- _WORK TO BE COMPLETED_:
Print every line of the listing exactly, please.

- _SOURCE RECORDS_:
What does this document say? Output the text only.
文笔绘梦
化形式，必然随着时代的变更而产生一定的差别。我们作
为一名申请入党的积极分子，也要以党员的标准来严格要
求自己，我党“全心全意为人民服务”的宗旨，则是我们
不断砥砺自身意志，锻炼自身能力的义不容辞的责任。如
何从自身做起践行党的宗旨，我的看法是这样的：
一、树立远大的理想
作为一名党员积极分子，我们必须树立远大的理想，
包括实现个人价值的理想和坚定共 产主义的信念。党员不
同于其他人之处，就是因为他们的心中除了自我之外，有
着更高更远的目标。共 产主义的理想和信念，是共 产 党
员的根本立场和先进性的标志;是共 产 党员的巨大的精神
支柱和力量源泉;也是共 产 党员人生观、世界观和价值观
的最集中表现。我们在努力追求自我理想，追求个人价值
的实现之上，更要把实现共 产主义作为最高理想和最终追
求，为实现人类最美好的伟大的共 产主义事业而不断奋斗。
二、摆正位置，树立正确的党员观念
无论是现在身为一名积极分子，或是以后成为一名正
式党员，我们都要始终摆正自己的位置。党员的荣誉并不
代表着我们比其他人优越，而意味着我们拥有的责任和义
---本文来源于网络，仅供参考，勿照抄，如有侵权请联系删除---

- _ANSWER FOR THIS EXERCISE_:
What does this document say? Output the text only.
文笔绘梦
化形式，必然随着时代的变更而产生一定的差别。我们作
为一名申请入党的积极分子，也要以党员的标准来严格要
求自己，我党“全心全意为人民服务”的宗旨，则是我们
不断砥砺自身意志，锻炼自身能力的义不容辞的责任。如
何从自身做起践行党的宗旨，我的看法是这样的：
一、树立远大的理想
作为一名党员积极分子，我们必须树立远大的理想，
包括实现个人价值的理想和坚定共 产主义的信念。党员不
同于其他人之处，就是因为他们的心中除了自我之外，有
着更高更远的目标。共 产主义的理想和信念，是共 产 党
员的根本立场和先进性的标志;是共 产 党员的巨大的精神
支柱和力量源泉;也是共 产 党员人生观、世界观和价值观
的最集中表现。我们在努力追求自我理想，追求个人价值
的实现之上，更要把实现共 产主义作为最高理想和最终追
求，为实现人类最美好的伟大的共 产主义事业而不断奋斗。
二、摆正位置，树立正确的党员观念
无论是现在身为一名积极分子，或是以后成为一名正
式党员，我们都要始终摆正自己的位置。党员的荣誉并不
代表着我们比其他人优越，而意味着我们拥有的责任和义
---本文来源于网络，仅供参考，勿照抄，如有侵权请联系删除---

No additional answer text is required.